++++ Trecho para leitura
Quinze de julho de 2023. Faz 35 graus em Berlim e os ânimos na frente do Olympiastadion, o histórico e gigantesco estádio da cidade, também estão quentes. Nesse dia, a megapopular banda alemã Rammstein, cujo vocalista, Till Lindemann, é acusado de abusos e violência contra fãs, fez seu primeiro show na cidade após o escândalo ser divulgado no início de junho. Do lado de fora do estádio, bem ao lado da entrada dos fãs da banda, 300 pessoas se reuniram em uma manifestação contra a realização do show e em apoio às vítimas.
O protesto foi organizado pela aliança feminista Keine Bühne für Rammstein (Sem palco para Rammstein), que também fez uma petição online pedindo o cancelamento do show. Na segunda-feira, a petição tinha mais de 75 mil assinaturas. Isso mostra como o clima que cerca os shows na capital (realizados sábado, domingo e nesta terça-feira) está polarizado. O estádio abriga 60 mil pessoas e todos os ingressos para as três noites estavam esgotados, o que deixou os manifestantes ainda mais revoltados.
"Nenhum palco para suspeitos, agora e depois", "Rammstein nunca mais!" gritam os manifestantes, em um espaço cercado pela polícia por barras de segurança. Uma fita também mantém uma distância de segurança entre os fãs que entram para o show e aqueles que se manifestam a favor das vítimas e contra o sexismo.
Estou no espaço da manifestação, que reúne uma minoria barulhenta cercada pela polícia que impede que fãs do Rammstein entrem no espaço. Ou seja, o clima é de choque cultural.
++++++++
▶ _Exercício A_
Devolva, sem nenhuma alteração, a parte do trecho sobre o protesto contra o Rammstein que começa nas palavras "Estou no espaço" e termina depois de "de choque cultural.".
O trecho e as entradas não têm nenhuma relação entre si.
++++ Entradas do conjunto
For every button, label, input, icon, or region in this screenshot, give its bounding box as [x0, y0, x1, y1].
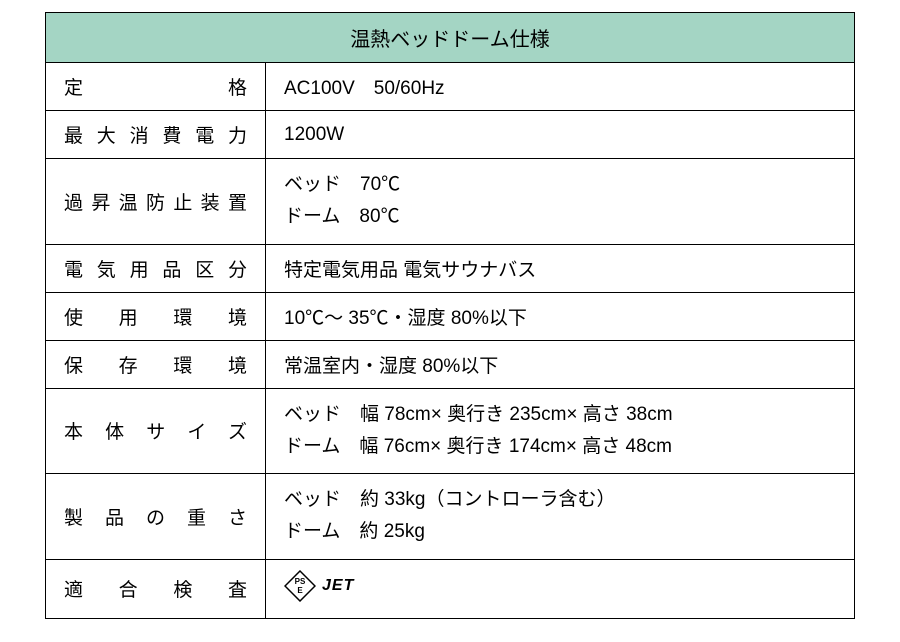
pse-jet-mark: PSE JET: [284, 570, 354, 602]
row-label: 本体サイズ: [46, 388, 266, 474]
table-row: 電気用品区分特定電気用品 電気サウナバス: [46, 244, 855, 292]
table-row: 保存環境常温室内・湿度 80%以下: [46, 340, 855, 388]
row-value: AC100V 50/60Hz: [266, 63, 855, 111]
row-value: 10℃～ 35℃・湿度 80%以下: [266, 292, 855, 340]
table-row: 使用環境10℃～ 35℃・湿度 80%以下: [46, 292, 855, 340]
row-value: ベッド 約 33kg（コントローラ含む）ドーム 約 25kg: [266, 474, 855, 560]
row-value: 特定電気用品 電気サウナバス: [266, 244, 855, 292]
table-row: 定格AC100V 50/60Hz: [46, 63, 855, 111]
spec-table: 温熱ベッドドーム仕様 定格AC100V 50/60Hz最大消費電力1200W過昇…: [45, 12, 855, 619]
table-row: 過昇温防止装置ベッド 70℃ドーム 80℃: [46, 159, 855, 245]
table-row: 製品の重さベッド 約 33kg（コントローラ含む）ドーム 約 25kg: [46, 474, 855, 560]
row-label: 適合検査: [46, 559, 266, 618]
pse-diamond-icon: PSE: [284, 570, 316, 602]
row-value: ベッド 70℃ドーム 80℃: [266, 159, 855, 245]
table-row: 最大消費電力1200W: [46, 111, 855, 159]
svg-text:E: E: [297, 586, 303, 595]
row-value: ベッド 幅 78cm× 奥行き 235cm× 高さ 38cmドーム 幅 76cm…: [266, 388, 855, 474]
row-value: PSE JET: [266, 559, 855, 618]
row-label: 保存環境: [46, 340, 266, 388]
row-label: 過昇温防止装置: [46, 159, 266, 245]
row-label: 電気用品区分: [46, 244, 266, 292]
table-row: 適合検査 PSE JET: [46, 559, 855, 618]
row-value: 1200W: [266, 111, 855, 159]
row-label: 定格: [46, 63, 266, 111]
jet-mark: JET: [322, 577, 354, 595]
row-label: 最大消費電力: [46, 111, 266, 159]
table-body: 定格AC100V 50/60Hz最大消費電力1200W過昇温防止装置ベッド 70…: [46, 63, 855, 619]
row-value: 常温室内・湿度 80%以下: [266, 340, 855, 388]
svg-text:PS: PS: [295, 577, 306, 586]
row-label: 使用環境: [46, 292, 266, 340]
table-row: 本体サイズベッド 幅 78cm× 奥行き 235cm× 高さ 38cmドーム 幅…: [46, 388, 855, 474]
row-label: 製品の重さ: [46, 474, 266, 560]
table-header: 温熱ベッドドーム仕様: [46, 13, 855, 63]
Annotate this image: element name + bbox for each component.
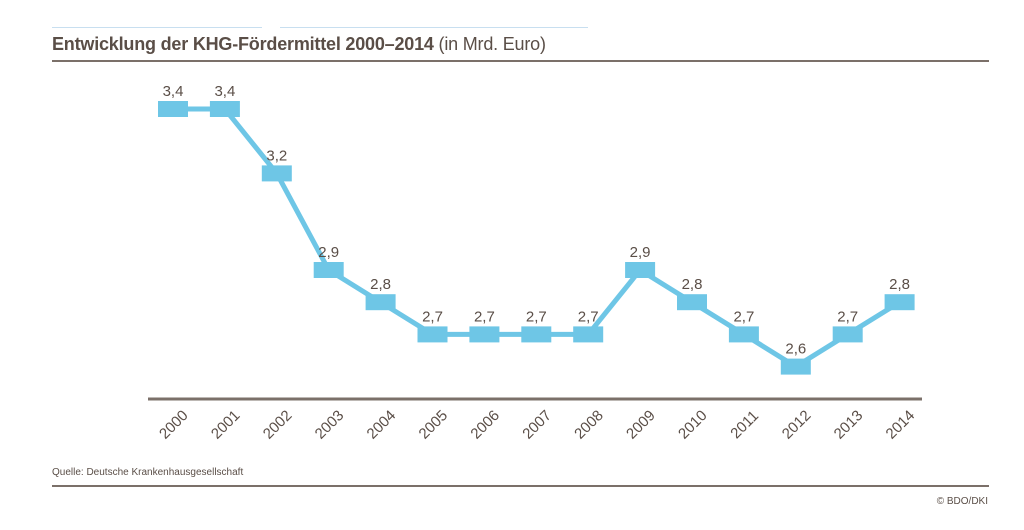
x-tick-label: 2012 — [779, 407, 815, 443]
data-point-marker — [313, 262, 344, 278]
x-tick-label: 2011 — [727, 407, 762, 442]
x-tick-label: 2009 — [623, 407, 659, 443]
copyright-note: © BDO/DKI — [936, 496, 988, 507]
x-tick-label: 2003 — [312, 407, 348, 443]
x-tick-label: 2013 — [831, 407, 867, 443]
data-point-marker — [780, 358, 811, 375]
x-tick-label: 2014 — [883, 407, 919, 443]
data-label: 2,7 — [474, 308, 495, 325]
data-point-marker — [261, 165, 292, 182]
data-label: 3,4 — [214, 83, 235, 100]
x-tick-label: 2005 — [416, 407, 452, 443]
data-point-marker — [677, 294, 707, 311]
x-tick-label: 2000 — [156, 407, 192, 443]
x-tick-label: 2004 — [364, 407, 400, 443]
data-label: 2,9 — [318, 244, 339, 261]
data-label: 2,7 — [422, 308, 443, 325]
data-label: 3,2 — [266, 147, 287, 164]
x-tick-label: 2006 — [467, 407, 503, 443]
data-point-marker — [417, 326, 448, 343]
data-point-marker — [209, 101, 240, 117]
data-point-marker — [884, 294, 915, 311]
chart-title-main: Entwicklung der KHG-Fördermittel 2000–20… — [52, 34, 434, 54]
x-tick-label: 2010 — [675, 407, 711, 443]
chart-title-unit: (in Mrd. Euro) — [438, 34, 546, 54]
data-point-marker — [469, 326, 500, 343]
data-label: 2,7 — [733, 308, 754, 325]
data-label: 2,8 — [370, 276, 391, 293]
data-label: 3,4 — [163, 83, 184, 100]
x-tick-label: 2001 — [208, 407, 244, 443]
source-note: Quelle: Deutsche Krankenhausgesellschaft — [52, 467, 244, 478]
x-tick-label: 2002 — [260, 407, 296, 443]
data-label: 2,7 — [526, 308, 547, 325]
chart-title: Entwicklung der KHG-Fördermittel 2000–20… — [52, 34, 546, 55]
data-label: 2,9 — [630, 244, 651, 261]
title-rule — [52, 60, 989, 62]
data-point-marker — [365, 294, 396, 311]
decorative-top-line — [280, 27, 588, 28]
data-point-marker — [728, 326, 759, 343]
decorative-top-line — [52, 27, 262, 28]
data-label: 2,7 — [837, 308, 858, 325]
data-point-marker — [573, 326, 604, 343]
data-label: 2,6 — [785, 341, 806, 358]
data-point-marker — [158, 101, 188, 117]
data-label: 2,7 — [578, 308, 599, 325]
x-tick-label: 2008 — [571, 407, 607, 443]
data-point-marker — [832, 326, 863, 343]
data-label: 2,8 — [889, 276, 910, 293]
footer-rule — [52, 485, 989, 487]
data-point-marker — [521, 326, 552, 343]
data-point-marker — [625, 262, 656, 278]
data-label: 2,8 — [682, 276, 703, 293]
x-tick-label: 2007 — [519, 407, 555, 443]
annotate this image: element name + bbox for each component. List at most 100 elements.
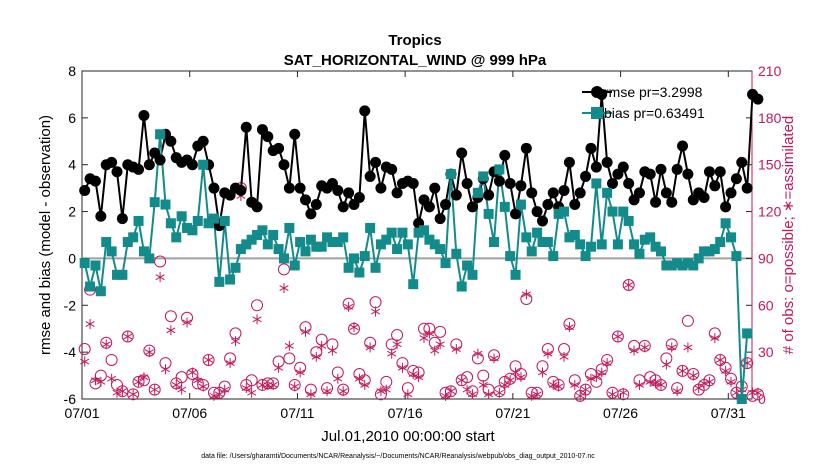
bias-point bbox=[731, 251, 742, 262]
bias-point bbox=[295, 237, 306, 248]
bias-point bbox=[101, 237, 112, 248]
obs-assimilated-marker bbox=[753, 387, 763, 398]
obs-possible-marker bbox=[105, 353, 118, 366]
bias-point bbox=[273, 244, 284, 255]
bias-point bbox=[672, 258, 683, 269]
bias-point bbox=[677, 260, 688, 271]
right-y-tick-label: 150 bbox=[758, 157, 782, 173]
obs-assimilated-marker bbox=[166, 325, 176, 336]
rmse-point bbox=[300, 194, 312, 206]
bias-point bbox=[699, 246, 710, 257]
obs-assimilated-marker bbox=[365, 342, 375, 353]
bias-point bbox=[521, 232, 532, 243]
obs-assimilated-marker bbox=[500, 379, 510, 390]
rmse-point bbox=[386, 163, 398, 175]
rmse-point bbox=[273, 142, 285, 154]
right-y-tick-label: 120 bbox=[758, 204, 782, 220]
bias-point bbox=[564, 232, 575, 243]
obs-assimilated-marker bbox=[274, 362, 284, 373]
bias-point bbox=[343, 262, 354, 273]
obs-assimilated-marker bbox=[677, 365, 688, 376]
obs-assimilated-marker bbox=[360, 379, 370, 390]
rmse-point bbox=[714, 166, 726, 178]
bias-point bbox=[472, 187, 483, 198]
y-axis-label: rmse and bias (model - observation) bbox=[37, 115, 54, 355]
bias-point bbox=[693, 253, 704, 264]
bias-point bbox=[85, 281, 96, 292]
rmse-point bbox=[262, 131, 274, 143]
obs-assimilated-marker bbox=[516, 372, 526, 383]
bias-point bbox=[381, 234, 392, 245]
obs-assimilated-marker bbox=[225, 358, 235, 369]
bias-point bbox=[505, 251, 516, 262]
y-tick-label: 2 bbox=[68, 204, 76, 220]
obs-assimilated-marker bbox=[721, 365, 731, 376]
bias-point bbox=[494, 164, 505, 175]
bias-point bbox=[311, 241, 322, 252]
obs-assimilated-marker bbox=[634, 379, 645, 390]
bias-point bbox=[489, 237, 500, 248]
bias-point bbox=[268, 230, 279, 240]
bias-point bbox=[650, 241, 661, 252]
bias-point bbox=[117, 269, 128, 280]
bias-point bbox=[79, 258, 90, 269]
obs-possible-marker bbox=[148, 383, 161, 396]
plot-area: -6 -4 -2 0 2 4 6 8 0 30 60 90 120 150 180 210 07/01 07/06… bbox=[64, 63, 782, 421]
bias-point bbox=[424, 234, 435, 245]
obs-assimilated-marker bbox=[193, 375, 203, 386]
obs-assimilated-marker bbox=[279, 283, 289, 294]
bias-point bbox=[386, 227, 397, 238]
rmse-point bbox=[677, 140, 689, 152]
obs-possible-marker bbox=[164, 310, 177, 323]
bias-point bbox=[392, 244, 403, 255]
rmse-point bbox=[434, 213, 446, 225]
obs-assimilated-marker bbox=[478, 379, 488, 390]
rmse-point bbox=[337, 201, 349, 213]
obs-assimilated-marker bbox=[462, 384, 472, 395]
rmse-point bbox=[359, 105, 371, 117]
obs-assimilated-marker bbox=[440, 390, 451, 401]
bias-point bbox=[187, 225, 198, 236]
rmse-point bbox=[186, 159, 198, 171]
obs-assimilated-marker bbox=[295, 367, 305, 378]
rmse-point bbox=[310, 199, 322, 211]
obs-assimilated-marker bbox=[387, 348, 397, 359]
rmse-point bbox=[703, 166, 715, 178]
bias-point bbox=[235, 244, 246, 255]
obs-possible-marker bbox=[676, 364, 689, 377]
obs-assimilated-marker bbox=[123, 331, 133, 342]
obs-assimilated-marker bbox=[268, 379, 278, 390]
obs-assimilated-series bbox=[80, 190, 763, 401]
obs-assimilated-marker bbox=[203, 354, 214, 365]
rmse-point bbox=[736, 156, 748, 168]
bias-point bbox=[591, 178, 602, 189]
x-tick-label: 07/06 bbox=[172, 405, 207, 421]
obs-assimilated-marker bbox=[559, 351, 569, 362]
obs-assimilated-marker bbox=[532, 389, 542, 400]
bias-point bbox=[413, 227, 424, 238]
rmse-point bbox=[450, 189, 462, 201]
rmse-point bbox=[466, 201, 478, 213]
rmse-point bbox=[607, 177, 619, 189]
bias-point bbox=[165, 218, 176, 229]
bias-point bbox=[526, 246, 537, 257]
bias-point bbox=[112, 269, 123, 280]
obs-assimilated-marker bbox=[672, 386, 682, 397]
chart-title: Tropics bbox=[388, 32, 441, 49]
bias-point bbox=[397, 227, 408, 238]
obs-possible-marker bbox=[681, 314, 694, 327]
obs-assimilated-marker bbox=[554, 381, 564, 392]
bias-point bbox=[144, 253, 155, 264]
bias-point bbox=[375, 239, 386, 250]
obs-assimilated-marker bbox=[435, 339, 445, 350]
rmse-point bbox=[531, 206, 543, 218]
bias-point bbox=[629, 239, 640, 250]
y-tick-label: 8 bbox=[68, 63, 76, 79]
bias-point bbox=[348, 253, 359, 264]
obs-assimilated-marker bbox=[699, 378, 709, 389]
obs-assimilated-marker bbox=[710, 333, 720, 344]
bias-point bbox=[198, 159, 209, 170]
obs-assimilated-marker bbox=[392, 339, 402, 350]
bias-point bbox=[122, 237, 133, 248]
rmse-point bbox=[305, 208, 317, 220]
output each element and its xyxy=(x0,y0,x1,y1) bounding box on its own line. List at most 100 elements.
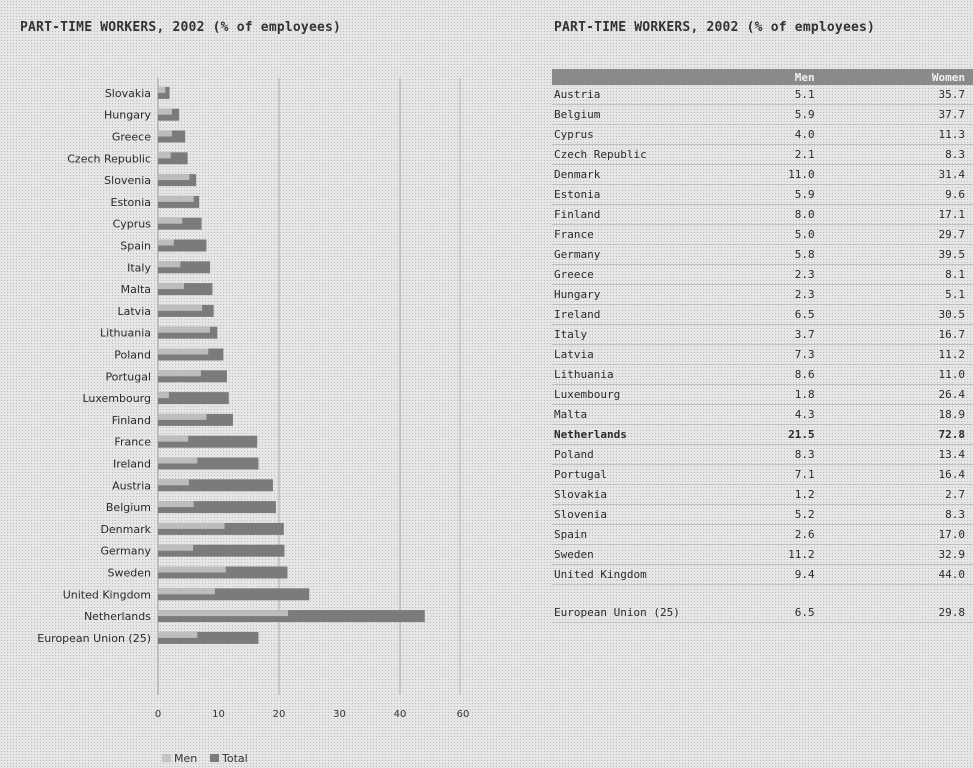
table-cell-men: 2.3 xyxy=(702,264,823,285)
bar-men xyxy=(158,522,225,529)
table-cell-country: Ireland xyxy=(552,304,703,325)
table-row: Latvia 7.3 11.2 xyxy=(552,344,973,365)
table-cell-women: 2.7 xyxy=(822,484,973,505)
category-label: Sweden xyxy=(108,567,151,580)
table-row: Germany 5.8 39.5 xyxy=(552,244,973,265)
table-row: Cyprus 4.0 11.3 xyxy=(552,124,973,145)
category-label: Lithuania xyxy=(100,327,151,340)
table-cell-country: Sweden xyxy=(552,544,703,565)
table-cell-country: Slovenia xyxy=(552,504,703,525)
table-row: Slovakia 1.2 2.7 xyxy=(552,484,973,505)
table-cell-country: Portugal xyxy=(552,464,703,485)
table-cell-women: 16.4 xyxy=(822,464,973,485)
table-cell-men: 6.5 xyxy=(702,603,823,623)
bar-men xyxy=(158,195,194,202)
table-cell-country: Luxembourg xyxy=(552,384,703,405)
table-cell-women: 32.9 xyxy=(822,544,973,565)
table-cell-country: Estonia xyxy=(552,184,703,205)
category-label: Germany xyxy=(100,545,151,558)
table-row: Ireland 6.5 30.5 xyxy=(552,304,973,325)
table-row: Netherlands 21.5 72.8 xyxy=(552,424,973,445)
bar-men xyxy=(158,152,171,159)
table-cell-country: United Kingdom xyxy=(552,564,703,585)
table-cell-women: 17.0 xyxy=(822,524,973,545)
category-label: Malta xyxy=(121,283,151,296)
category-label: Belgium xyxy=(106,501,151,514)
x-tick-label: 0 xyxy=(155,709,161,720)
table-cell-women: 30.5 xyxy=(822,304,973,325)
bar-men xyxy=(158,370,201,377)
table-cell-women: 11.2 xyxy=(822,344,973,365)
table-cell-men: 6.5 xyxy=(702,304,823,325)
table-row: Austria 5.1 35.7 xyxy=(552,85,973,105)
table-cell-country: Italy xyxy=(552,324,703,345)
table-cell-women: 16.7 xyxy=(822,324,973,345)
table-title: PART-TIME WORKERS, 2002 (% of employees) xyxy=(554,20,876,35)
category-label: Spain xyxy=(120,240,151,253)
table-cell-country: Cyprus xyxy=(552,124,703,145)
table-cell-women: 11.3 xyxy=(822,124,973,145)
category-label: Poland xyxy=(114,349,151,362)
table-cell-country: France xyxy=(552,224,703,245)
bar-men xyxy=(158,348,209,355)
table-cell-country: Lithuania xyxy=(552,364,703,385)
table-cell-country: Greece xyxy=(552,264,703,285)
table-cell-men: 3.7 xyxy=(702,324,823,345)
table-row: United Kingdom 9.4 44.0 xyxy=(552,564,973,585)
bar-total xyxy=(158,501,276,514)
table-cell-country: Hungary xyxy=(552,284,703,305)
category-label: France xyxy=(114,436,151,449)
table-cell-men: 8.3 xyxy=(702,444,823,465)
legend-swatch-men xyxy=(162,754,171,762)
table-cell-women: 35.7 xyxy=(822,85,973,105)
category-label: Netherlands xyxy=(84,610,151,623)
category-label: Latvia xyxy=(118,305,152,318)
bar-chart: Slovakia Hungary Greece Czech Republic Slove… xyxy=(37,78,470,765)
table-cell-women: 18.9 xyxy=(822,404,973,425)
table-spacer-row xyxy=(552,585,973,604)
bar-men xyxy=(158,631,198,638)
table-cell-men: 9.4 xyxy=(702,564,823,585)
table-cell-country: Malta xyxy=(552,404,703,425)
table-row-eu: European Union (25) 6.5 29.8 xyxy=(552,603,973,623)
table-row: France 5.0 29.7 xyxy=(552,224,973,245)
table-cell-men: 21.5 xyxy=(702,424,823,445)
table-cell-men: 11.0 xyxy=(702,164,823,185)
table-row: Luxembourg 1.8 26.4 xyxy=(552,384,973,405)
table-row: Hungary 2.3 5.1 xyxy=(552,284,973,305)
table-cell-women: 8.1 xyxy=(822,264,973,285)
x-tick-label: 40 xyxy=(394,709,407,720)
table-cell-women: 8.3 xyxy=(822,144,973,165)
x-tick-label: 60 xyxy=(457,709,470,720)
table-cell-country: Slovakia xyxy=(552,484,703,505)
table-cell-country: Belgium xyxy=(552,104,703,125)
bar-men xyxy=(158,130,172,137)
legend-label-total: Total xyxy=(221,752,248,765)
bar-men xyxy=(158,588,215,595)
bar-men xyxy=(158,261,181,268)
table-row: Poland 8.3 13.4 xyxy=(552,444,973,465)
table-cell-men: 8.6 xyxy=(702,364,823,385)
table-row: Lithuania 8.6 11.0 xyxy=(552,364,973,385)
legend-swatch-total xyxy=(210,754,219,762)
table-cell-country: Denmark xyxy=(552,164,703,185)
table-row: Finland 8.0 17.1 xyxy=(552,204,973,225)
bar-men xyxy=(158,566,226,573)
table-cell-women: 8.3 xyxy=(822,504,973,525)
header-men: Men xyxy=(702,69,823,85)
table-cell-men: 5.2 xyxy=(702,504,823,525)
table-cell-women: 29.8 xyxy=(822,603,973,623)
category-label: Portugal xyxy=(105,370,151,383)
table-cell-men: 7.1 xyxy=(702,464,823,485)
bar-men xyxy=(158,457,198,464)
table-row: Greece 2.3 8.1 xyxy=(552,264,973,285)
table-cell-women: 31.4 xyxy=(822,164,973,185)
table-cell-country: Czech Republic xyxy=(552,144,703,165)
table-cell-men: 11.2 xyxy=(702,544,823,565)
bar-men xyxy=(158,413,207,420)
table-cell-men: 5.9 xyxy=(702,104,823,125)
legend-label-men: Men xyxy=(174,752,197,765)
bar-men xyxy=(158,217,183,224)
table-row: Portugal 7.1 16.4 xyxy=(552,464,973,485)
category-label: Estonia xyxy=(111,196,152,209)
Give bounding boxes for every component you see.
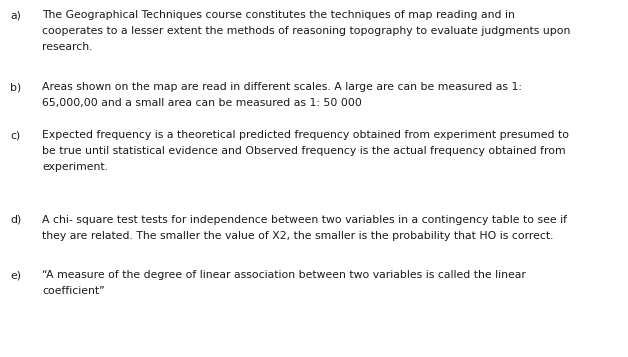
Text: research.: research.	[42, 42, 92, 52]
Text: e): e)	[10, 270, 21, 280]
Text: cooperates to a lesser extent the methods of reasoning topography to evaluate ju: cooperates to a lesser extent the method…	[42, 26, 570, 36]
Text: d): d)	[10, 215, 21, 225]
Text: experiment.: experiment.	[42, 162, 108, 172]
Text: A chi- square test tests for independence between two variables in a contingency: A chi- square test tests for independenc…	[42, 215, 567, 225]
Text: they are related. The smaller the value of X2, the smaller is the probability th: they are related. The smaller the value …	[42, 231, 553, 241]
Text: Areas shown on the map are read in different scales. A large are can be measured: Areas shown on the map are read in diffe…	[42, 82, 522, 92]
Text: b): b)	[10, 82, 21, 92]
Text: “A measure of the degree of linear association between two variables is called t: “A measure of the degree of linear assoc…	[42, 270, 526, 280]
Text: be true until statistical evidence and Observed frequency is the actual frequenc: be true until statistical evidence and O…	[42, 146, 566, 156]
Text: c): c)	[10, 130, 20, 140]
Text: The Geographical Techniques course constitutes the techniques of map reading and: The Geographical Techniques course const…	[42, 10, 515, 20]
Text: a): a)	[10, 10, 21, 20]
Text: coefficient”: coefficient”	[42, 286, 105, 296]
Text: Expected frequency is a theoretical predicted frequency obtained from experiment: Expected frequency is a theoretical pred…	[42, 130, 569, 140]
Text: 65,000,00 and a small area can be measured as 1: 50 000: 65,000,00 and a small area can be measur…	[42, 98, 362, 108]
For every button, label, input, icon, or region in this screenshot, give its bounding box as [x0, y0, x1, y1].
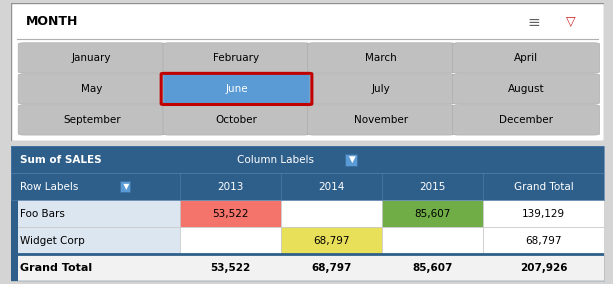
++++++++
▶ _Exercício B_
Redigite, sem mudar nada, somente as linhas das entradas que vão da linha que contém "bias-point bbox=[731, 251, 742, 262]" até a linha que contém "rmse-point bbox=[273, 142, 285, 154]", incluindo as duas.

▶ _Resposta A_
Estou no espaço da manifestação, que reúne uma minoria barulhenta cercada pela polícia que impede que fãs do Rammstein entrem no espaço. Ou seja, o clima é de choque cultural.

▶ _Resposta B_
bias-point bbox=[731, 251, 742, 262]
bias-point bbox=[295, 237, 306, 248]
bias-point bbox=[101, 237, 112, 248]
obs-assimilated-marker bbox=[753, 387, 763, 398]
obs-possible-marker bbox=[105, 353, 118, 366]
bias-point bbox=[273, 244, 284, 255]
bias-point bbox=[672, 258, 683, 269]
bias-point bbox=[677, 260, 688, 271]
right-y-tick-label: 150 bbox=[758, 157, 782, 173]
obs-assimilated-marker bbox=[166, 325, 176, 336]
rmse-point bbox=[300, 194, 312, 206]
bias-point bbox=[699, 246, 710, 257]
obs-assimilated-marker bbox=[365, 342, 375, 353]
bias-point bbox=[521, 232, 532, 243]
obs-assimilated-marker bbox=[500, 379, 510, 390]
rmse-point bbox=[386, 163, 398, 175]
rmse-point bbox=[273, 142, 285, 154]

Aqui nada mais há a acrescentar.